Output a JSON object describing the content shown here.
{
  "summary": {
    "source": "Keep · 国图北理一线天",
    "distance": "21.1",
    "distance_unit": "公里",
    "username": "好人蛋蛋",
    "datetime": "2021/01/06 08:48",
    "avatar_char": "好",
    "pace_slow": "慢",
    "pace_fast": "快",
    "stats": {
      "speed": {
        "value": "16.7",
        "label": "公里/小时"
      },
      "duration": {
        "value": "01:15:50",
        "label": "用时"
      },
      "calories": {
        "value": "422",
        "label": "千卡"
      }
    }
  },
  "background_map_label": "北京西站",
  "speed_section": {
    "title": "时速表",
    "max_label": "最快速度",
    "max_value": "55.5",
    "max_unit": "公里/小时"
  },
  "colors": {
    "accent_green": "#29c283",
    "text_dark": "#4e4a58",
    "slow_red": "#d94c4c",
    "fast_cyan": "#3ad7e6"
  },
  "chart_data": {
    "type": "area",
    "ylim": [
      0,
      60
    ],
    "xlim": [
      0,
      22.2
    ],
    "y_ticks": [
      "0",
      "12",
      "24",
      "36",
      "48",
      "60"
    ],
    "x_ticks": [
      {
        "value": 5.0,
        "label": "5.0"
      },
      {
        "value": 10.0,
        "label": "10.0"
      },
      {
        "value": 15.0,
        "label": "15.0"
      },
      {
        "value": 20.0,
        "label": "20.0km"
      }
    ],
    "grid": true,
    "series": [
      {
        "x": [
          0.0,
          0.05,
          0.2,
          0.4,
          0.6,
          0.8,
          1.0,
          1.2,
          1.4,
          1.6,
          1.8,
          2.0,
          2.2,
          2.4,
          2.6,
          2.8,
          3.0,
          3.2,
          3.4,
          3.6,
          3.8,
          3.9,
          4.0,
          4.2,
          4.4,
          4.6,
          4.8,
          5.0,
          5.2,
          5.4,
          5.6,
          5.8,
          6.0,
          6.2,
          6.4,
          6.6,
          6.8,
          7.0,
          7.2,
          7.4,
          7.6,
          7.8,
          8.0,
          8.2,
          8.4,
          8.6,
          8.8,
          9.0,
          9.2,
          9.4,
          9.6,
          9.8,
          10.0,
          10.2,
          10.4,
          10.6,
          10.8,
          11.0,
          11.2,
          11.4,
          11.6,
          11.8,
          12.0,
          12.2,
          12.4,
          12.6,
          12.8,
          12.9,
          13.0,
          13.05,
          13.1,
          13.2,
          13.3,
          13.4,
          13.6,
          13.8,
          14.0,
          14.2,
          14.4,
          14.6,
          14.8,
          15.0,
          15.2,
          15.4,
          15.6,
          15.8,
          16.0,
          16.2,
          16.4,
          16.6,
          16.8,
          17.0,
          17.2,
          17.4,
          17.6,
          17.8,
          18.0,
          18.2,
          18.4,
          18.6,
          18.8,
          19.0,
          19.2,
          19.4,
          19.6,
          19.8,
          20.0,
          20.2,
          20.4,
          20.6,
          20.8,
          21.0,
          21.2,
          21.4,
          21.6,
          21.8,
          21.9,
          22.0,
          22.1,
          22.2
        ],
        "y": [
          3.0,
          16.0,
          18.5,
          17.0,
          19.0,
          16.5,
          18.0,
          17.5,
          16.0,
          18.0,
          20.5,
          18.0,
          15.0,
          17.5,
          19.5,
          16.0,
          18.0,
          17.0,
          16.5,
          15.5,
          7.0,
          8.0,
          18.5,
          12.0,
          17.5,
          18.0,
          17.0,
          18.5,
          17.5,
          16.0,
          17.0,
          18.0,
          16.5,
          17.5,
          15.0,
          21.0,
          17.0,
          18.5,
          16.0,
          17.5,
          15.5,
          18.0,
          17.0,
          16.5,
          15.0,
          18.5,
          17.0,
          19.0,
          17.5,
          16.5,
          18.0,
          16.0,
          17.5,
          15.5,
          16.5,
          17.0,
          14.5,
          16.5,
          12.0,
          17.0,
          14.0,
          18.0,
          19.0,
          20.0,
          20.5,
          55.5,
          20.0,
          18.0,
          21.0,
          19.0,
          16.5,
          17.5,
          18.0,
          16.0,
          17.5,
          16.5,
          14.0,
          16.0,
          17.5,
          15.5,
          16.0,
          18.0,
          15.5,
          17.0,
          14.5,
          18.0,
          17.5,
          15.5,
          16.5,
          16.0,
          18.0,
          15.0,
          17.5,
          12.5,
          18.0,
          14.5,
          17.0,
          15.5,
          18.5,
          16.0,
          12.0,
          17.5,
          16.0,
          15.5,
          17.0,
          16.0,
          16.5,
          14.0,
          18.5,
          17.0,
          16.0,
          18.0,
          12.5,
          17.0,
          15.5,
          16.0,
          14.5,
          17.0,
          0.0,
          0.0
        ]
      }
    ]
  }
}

EXERCISE GOAL: Copy out each record exactly as given, omitting none.

COMPLETE OUTPUT:
Output a JSON object describing the content shown here.
{
  "summary": {
    "source": "Keep · 国图北理一线天",
    "distance": "21.1",
    "distance_unit": "公里",
    "username": "好人蛋蛋",
    "datetime": "2021/01/06 08:48",
    "avatar_char": "好",
    "pace_slow": "慢",
    "pace_fast": "快",
    "stats": {
      "speed": {
        "value": "16.7",
        "label": "公里/小时"
      },
      "duration": {
        "value": "01:15:50",
        "label": "用时"
      },
      "calories": {
        "value": "422",
        "label": "千卡"
      }
    }
  },
  "background_map_label": "北京西站",
  "speed_section": {
    "title": "时速表",
    "max_label": "最快速度",
    "max_value": "55.5",
    "max_unit": "公里/小时"
  },
  "colors": {
    "accent_green": "#29c283",
    "text_dark": "#4e4a58",
    "slow_red": "#d94c4c",
    "fast_cyan": "#3ad7e6"
  },
  "chart_data": {
    "type": "area",
    "ylim": [
      0,
      60
    ],
    "xlim": [
      0,
      22.2
    ],
    "y_ticks": [
      "0",
      "12",
      "24",
      "36",
      "48",
      "60"
    ],
    "x_ticks": [
      {
        "value": 5.0,
        "label": "5.0"
      },
      {
        "value": 10.0,
        "label": "10.0"
      },
      {
        "value": 15.0,
        "label": "15.0"
      },
      {
        "value": 20.0,
        "label": "20.0km"
      }
    ],
    "grid": true,
    "series": [
      {
        "x": [
          0.0,
          0.05,
          0.2,
          0.4,
          0.6,
          0.8,
          1.0,
          1.2,
          1.4,
          1.6,
          1.8,
          2.0,
          2.2,
          2.4,
          2.6,
          2.8,
          3.0,
          3.2,
          3.4,
          3.6,
          3.8,
          3.9,
          4.0,
          4.2,
          4.4,
          4.6,
          4.8,
          5.0,
          5.2,
          5.4,
          5.6,
          5.8,
          6.0,
          6.2,
          6.4,
          6.6,
          6.8,
          7.0,
          7.2,
          7.4,
          7.6,
          7.8,
          8.0,
          8.2,
          8.4,
          8.6,
          8.8,
          9.0,
          9.2,
          9.4,
          9.6,
          9.8,
          10.0,
          10.2,
          10.4,
          10.6,
          10.8,
          11.0,
          11.2,
          11.4,
          11.6,
          11.8,
          12.0,
          12.2,
          12.4,
          12.6,
          12.8,
          12.9,
          13.0,
          13.05,
          13.1,
          13.2,
          13.3,
          13.4,
          13.6,
          13.8,
          14.0,
          14.2,
          14.4,
          14.6,
          14.8,
          15.0,
          15.2,
          15.4,
          15.6,
          15.8,
          16.0,
          16.2,
          16.4,
          16.6,
          16.8,
          17.0,
          17.2,
          17.4,
          17.6,
          17.8,
          18.0,
          18.2,
          18.4,
          18.6,
          18.8,
          19.0,
          19.2,
          19.4,
          19.6,
          19.8,
          20.0,
          20.2,
          20.4,
          20.6,
          20.8,
          21.0,
          21.2,
          21.4,
          21.6,
          21.8,
          21.9,
          22.0,
          22.1,
          22.2
        ],
        "y": [
          3.0,
          16.0,
          18.5,
          17.0,
          19.0,
          16.5,
          18.0,
          17.5,
          16.0,
          18.0,
          20.5,
          18.0,
          15.0,
          17.5,
          19.5,
          16.0,
          18.0,
          17.0,
          16.5,
          15.5,
          7.0,
          8.0,
          18.5,
          12.0,
          17.5,
          18.0,
          17.0,
          18.5,
          17.5,
          16.0,
          17.0,
          18.0,
          16.5,
          17.5,
          15.0,
          21.0,
          17.0,
          18.5,
          16.0,
          17.5,
          15.5,
          18.0,
          17.0,
          16.5,
          15.0,
          18.5,
          17.0,
          19.0,
          17.5,
          16.5,
          18.0,
          16.0,
          17.5,
          15.5,
          16.5,
          17.0,
          14.5,
          16.5,
          12.0,
          17.0,
          14.0,
          18.0,
          19.0,
          20.0,
          20.5,
          55.5,
          20.0,
          18.0,
          21.0,
          19.0,
          16.5,
          17.5,
          18.0,
          16.0,
          17.5,
          16.5,
          14.0,
          16.0,
          17.5,
          15.5,
          16.0,
          18.0,
          15.5,
          17.0,
          14.5,
          18.0,
          17.5,
          15.5,
          16.5,
          16.0,
          18.0,
          15.0,
          17.5,
          12.5,
          18.0,
          14.5,
          17.0,
          15.5,
          18.5,
          16.0,
          12.0,
          17.5,
          16.0,
          15.5,
          17.0,
          16.0,
          16.5,
          14.0,
          18.5,
          17.0,
          16.0,
          18.0,
          12.5,
          17.0,
          15.5,
          16.0,
          14.5,
          17.0,
          0.0,
          0.0
        ]
      }
    ]
  }
}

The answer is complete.